──────── Provided entries ────────
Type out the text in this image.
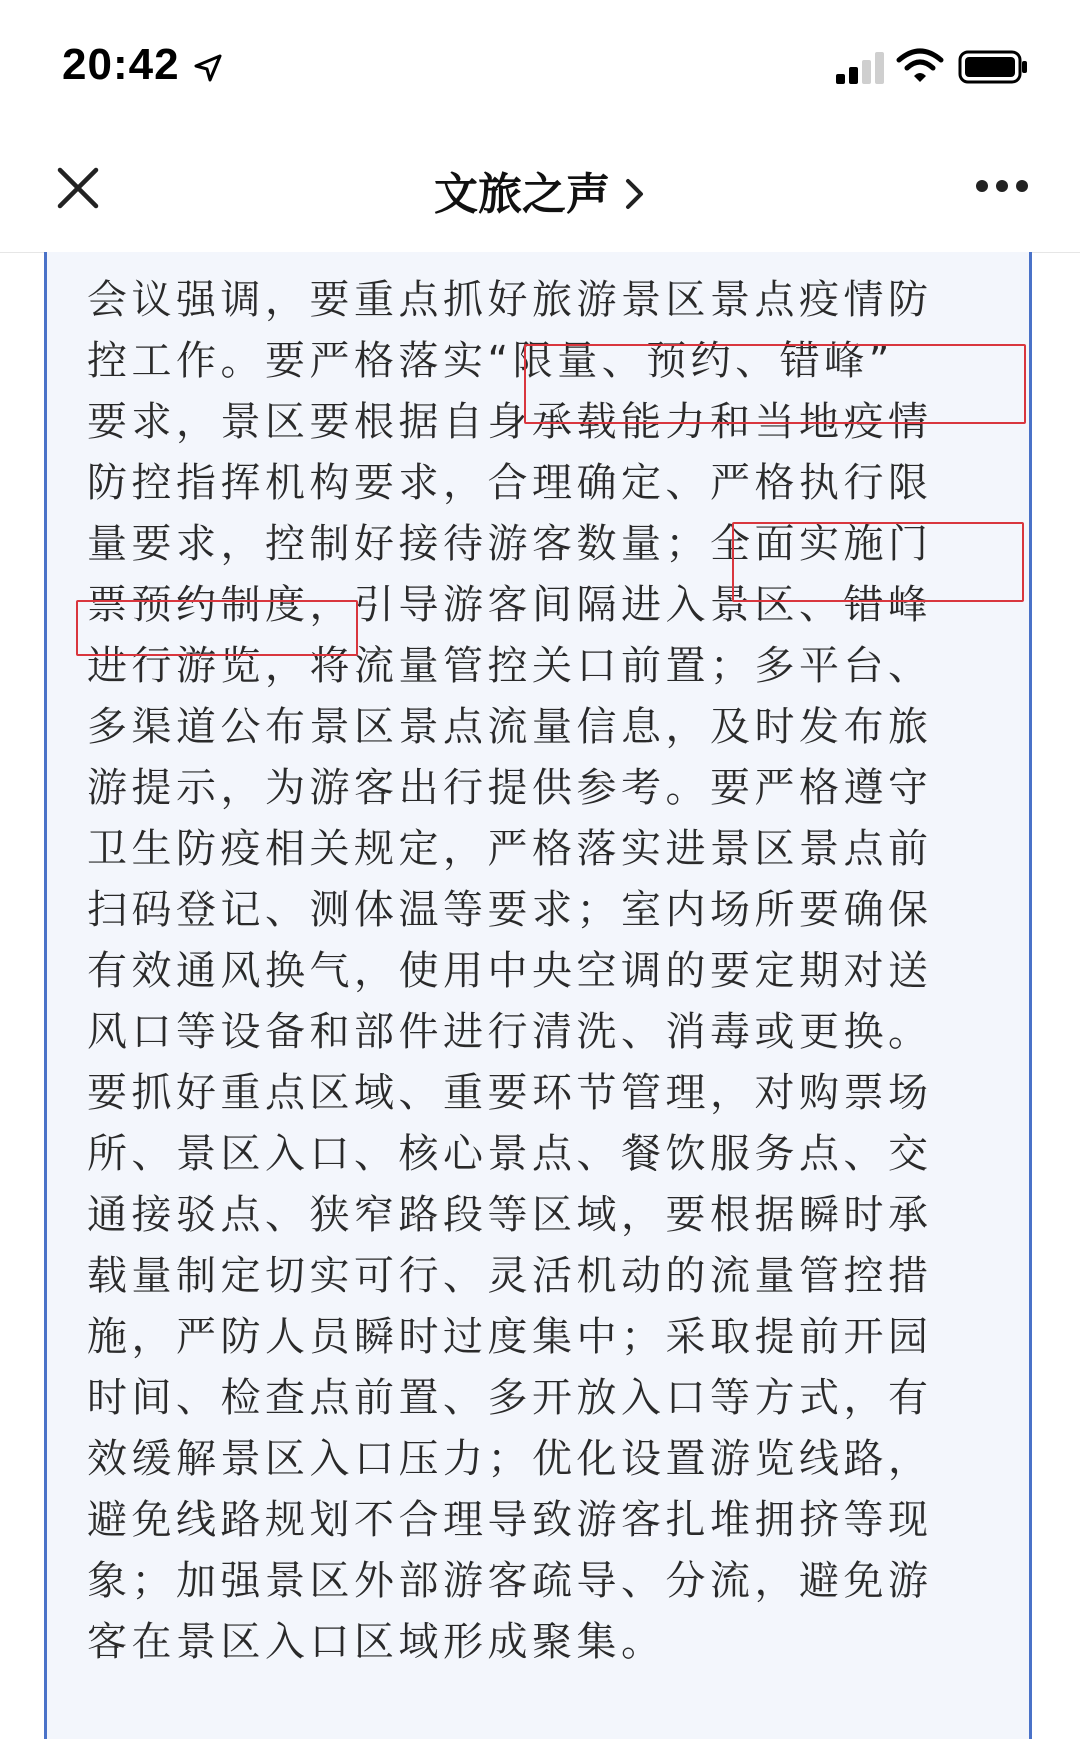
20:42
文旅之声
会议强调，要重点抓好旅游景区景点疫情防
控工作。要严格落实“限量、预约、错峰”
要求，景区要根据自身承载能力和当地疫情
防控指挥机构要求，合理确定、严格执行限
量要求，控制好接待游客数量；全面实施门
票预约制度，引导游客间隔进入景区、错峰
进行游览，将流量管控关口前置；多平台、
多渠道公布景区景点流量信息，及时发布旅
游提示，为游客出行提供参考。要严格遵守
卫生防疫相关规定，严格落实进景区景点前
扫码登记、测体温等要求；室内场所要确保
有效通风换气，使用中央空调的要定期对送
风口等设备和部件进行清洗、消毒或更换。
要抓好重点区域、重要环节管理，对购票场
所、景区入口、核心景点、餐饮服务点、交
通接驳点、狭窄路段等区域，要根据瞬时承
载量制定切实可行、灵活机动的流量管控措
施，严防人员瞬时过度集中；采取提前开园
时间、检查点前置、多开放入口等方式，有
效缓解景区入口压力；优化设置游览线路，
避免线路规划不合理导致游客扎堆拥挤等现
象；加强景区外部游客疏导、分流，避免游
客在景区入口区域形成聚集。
────────
Make an exact copy of all the material, but keep the pictures out of it.

• _Worked solution_:
Type out the text in this image.
20:42
文旅之声
会议强调，要重点抓好旅游景区景点疫情防
控工作。要严格落实“限量、预约、错峰”
要求，景区要根据自身承载能力和当地疫情
防控指挥机构要求，合理确定、严格执行限
量要求，控制好接待游客数量；全面实施门
票预约制度，引导游客间隔进入景区、错峰
进行游览，将流量管控关口前置；多平台、
多渠道公布景区景点流量信息，及时发布旅
游提示，为游客出行提供参考。要严格遵守
卫生防疫相关规定，严格落实进景区景点前
扫码登记、测体温等要求；室内场所要确保
有效通风换气，使用中央空调的要定期对送
风口等设备和部件进行清洗、消毒或更换。
要抓好重点区域、重要环节管理，对购票场
所、景区入口、核心景点、餐饮服务点、交
通接驳点、狭窄路段等区域，要根据瞬时承
载量制定切实可行、灵活机动的流量管控措
施，严防人员瞬时过度集中；采取提前开园
时间、检查点前置、多开放入口等方式，有
效缓解景区入口压力；优化设置游览线路，
避免线路规划不合理导致游客扎堆拥挤等现
象；加强景区外部游客疏导、分流，避免游
客在景区入口区域形成聚集。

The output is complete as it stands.